Write out each line from the data below that includes the word "series".

·····

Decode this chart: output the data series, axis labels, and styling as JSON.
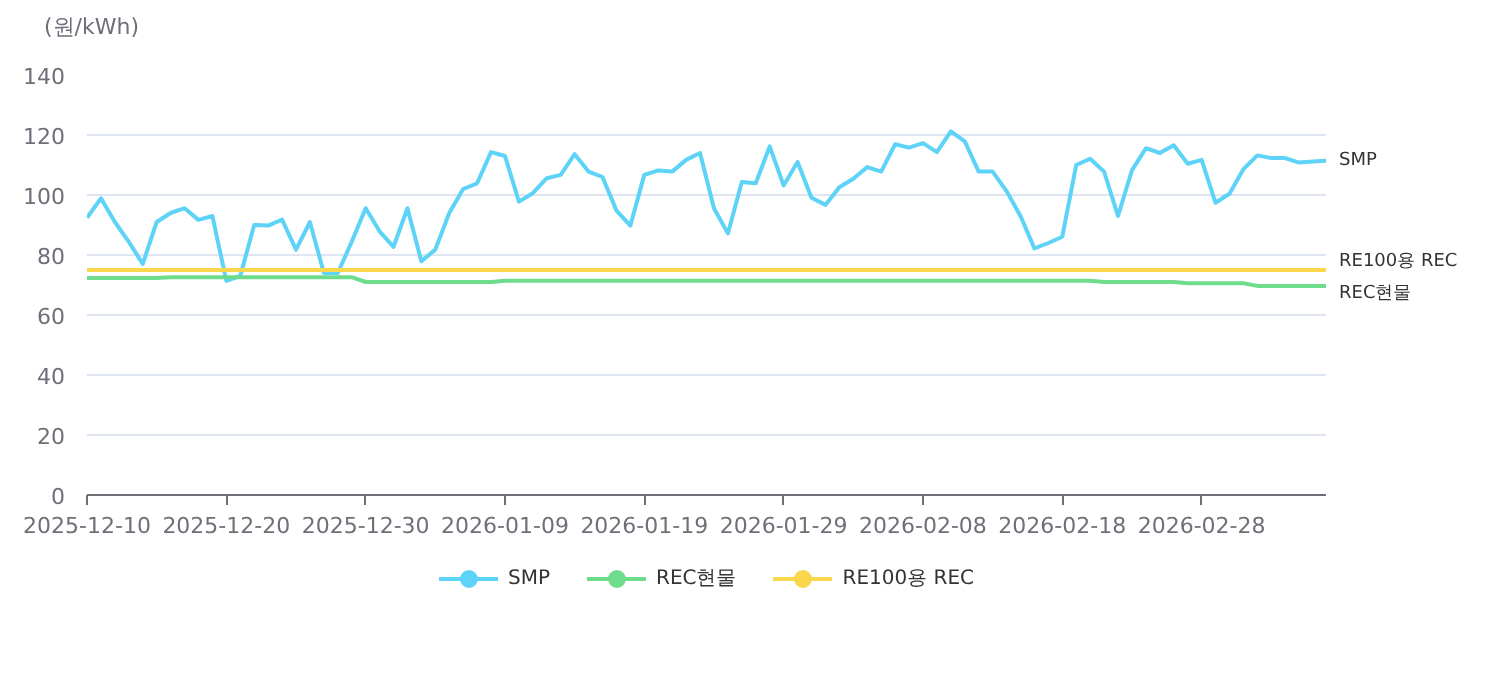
{
  "chart_data": {
    "type": "line",
    "ylabel": "(원/kWh)",
    "x": [
      "2025-12-10",
      "2025-12-11",
      "2025-12-12",
      "2025-12-13",
      "2025-12-14",
      "2025-12-15",
      "2025-12-16",
      "2025-12-17",
      "2025-12-18",
      "2025-12-19",
      "2025-12-20",
      "2025-12-21",
      "2025-12-22",
      "2025-12-23",
      "2025-12-24",
      "2025-12-25",
      "2025-12-26",
      "2025-12-27",
      "2025-12-28",
      "2025-12-29",
      "2025-12-30",
      "2025-12-31",
      "2026-01-01",
      "2026-01-02",
      "2026-01-03",
      "2026-01-04",
      "2026-01-05",
      "2026-01-06",
      "2026-01-07",
      "2026-01-08",
      "2026-01-09",
      "2026-01-10",
      "2026-01-11",
      "2026-01-12",
      "2026-01-13",
      "2026-01-14",
      "2026-01-15",
      "2026-01-16",
      "2026-01-17",
      "2026-01-18",
      "2026-01-19",
      "2026-01-20",
      "2026-01-21",
      "2026-01-22",
      "2026-01-23",
      "2026-01-24",
      "2026-01-25",
      "2026-01-26",
      "2026-01-27",
      "2026-01-28",
      "2026-01-29",
      "2026-01-30",
      "2026-01-31",
      "2026-02-01",
      "2026-02-02",
      "2026-02-03",
      "2026-02-04",
      "2026-02-05",
      "2026-02-06",
      "2026-02-07",
      "2026-02-08",
      "2026-02-09",
      "2026-02-10",
      "2026-02-11",
      "2026-02-12",
      "2026-02-13",
      "2026-02-14",
      "2026-02-15",
      "2026-02-16",
      "2026-02-17",
      "2026-02-18",
      "2026-02-19",
      "2026-02-20",
      "2026-02-21",
      "2026-02-22",
      "2026-02-23",
      "2026-02-24",
      "2026-02-25",
      "2026-02-26",
      "2026-02-27",
      "2026-02-28",
      "2026-03-01",
      "2026-03-02",
      "2026-03-03",
      "2026-03-04",
      "2026-03-05",
      "2026-03-06",
      "2026-03-07",
      "2026-03-08",
      "2026-03-09"
    ],
    "series": [
      {
        "name": "SMP",
        "color": "#5dd3f8",
        "values": [
          92.4,
          98.9,
          91,
          84.4,
          77,
          91,
          94,
          95.6,
          91.7,
          93,
          71.4,
          73,
          90,
          89.8,
          91.8,
          81.8,
          91,
          74,
          74,
          84.4,
          95.6,
          87.9,
          82.7,
          95.6,
          77.9,
          81.8,
          94,
          102,
          103.9,
          114.3,
          113,
          97.8,
          100.6,
          105.6,
          106.7,
          113.6,
          107.8,
          106,
          94.8,
          89.8,
          106.7,
          108.2,
          107.8,
          111.7,
          114,
          95.6,
          87.2,
          104.3,
          103.9,
          116.2,
          103.2,
          111,
          99.1,
          96.7,
          102.6,
          105.4,
          109.3,
          107.8,
          116.9,
          115.8,
          117.3,
          114.3,
          121.2,
          117.9,
          107.8,
          107.8,
          101.3,
          93,
          82.2,
          84,
          86.1,
          110,
          112.1,
          107.8,
          93,
          108.2,
          115.6,
          114,
          116.6,
          110.4,
          111.7,
          97.4,
          100.4,
          108.6,
          113.2,
          112.3,
          112.3,
          110.8,
          111.2,
          111.4
        ]
      },
      {
        "name": "REC현물",
        "color": "#6fdc8c",
        "values": [
          72.3,
          72.3,
          72.3,
          72.3,
          72.3,
          72.3,
          72.6,
          72.6,
          72.6,
          72.6,
          72.6,
          72.6,
          72.6,
          72.6,
          72.6,
          72.6,
          72.6,
          72.6,
          72.6,
          72.6,
          71,
          71,
          71,
          71,
          71,
          71,
          71,
          71,
          71,
          71,
          71.4,
          71.4,
          71.4,
          71.4,
          71.4,
          71.4,
          71.4,
          71.4,
          71.4,
          71.4,
          71.4,
          71.4,
          71.4,
          71.4,
          71.4,
          71.4,
          71.4,
          71.4,
          71.4,
          71.4,
          71.4,
          71.4,
          71.4,
          71.4,
          71.4,
          71.4,
          71.4,
          71.4,
          71.4,
          71.4,
          71.4,
          71.4,
          71.4,
          71.4,
          71.4,
          71.4,
          71.4,
          71.4,
          71.4,
          71.4,
          71.4,
          71.4,
          71.4,
          71,
          71,
          71,
          71,
          71,
          71,
          70.6,
          70.6,
          70.6,
          70.6,
          70.6,
          69.7,
          69.7,
          69.7,
          69.7,
          69.7,
          69.7
        ]
      },
      {
        "name": "RE100용 REC",
        "color": "#f9d64b",
        "values": [
          75,
          75,
          75,
          75,
          75,
          75,
          75,
          75,
          75,
          75,
          75,
          75,
          75,
          75,
          75,
          75,
          75,
          75,
          75,
          75,
          75,
          75,
          75,
          75,
          75,
          75,
          75,
          75,
          75,
          75,
          75,
          75,
          75,
          75,
          75,
          75,
          75,
          75,
          75,
          75,
          75,
          75,
          75,
          75,
          75,
          75,
          75,
          75,
          75,
          75,
          75,
          75,
          75,
          75,
          75,
          75,
          75,
          75,
          75,
          75,
          75,
          75,
          75,
          75,
          75,
          75,
          75,
          75,
          75,
          75,
          75,
          75,
          75,
          75,
          75,
          75,
          75,
          75,
          75,
          75,
          75,
          75,
          75,
          75,
          75,
          75,
          75,
          75,
          75,
          75
        ]
      }
    ],
    "xlim": [
      "2025-12-10",
      "2026-03-09"
    ],
    "xticks": [
      "2025-12-10",
      "2025-12-20",
      "2025-12-30",
      "2026-01-09",
      "2026-01-19",
      "2026-01-29",
      "2026-02-08",
      "2026-02-18",
      "2026-02-28"
    ],
    "ylim": [
      0,
      140
    ],
    "yticks": [
      0,
      20,
      40,
      60,
      80,
      100,
      120,
      140
    ],
    "grid": "y",
    "legend": "bottom",
    "line_style": "solid"
  }
}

·····

- THE OUTPUT:
Decode this chart: output the data series, axis labels, and styling as JSON.
    "series": [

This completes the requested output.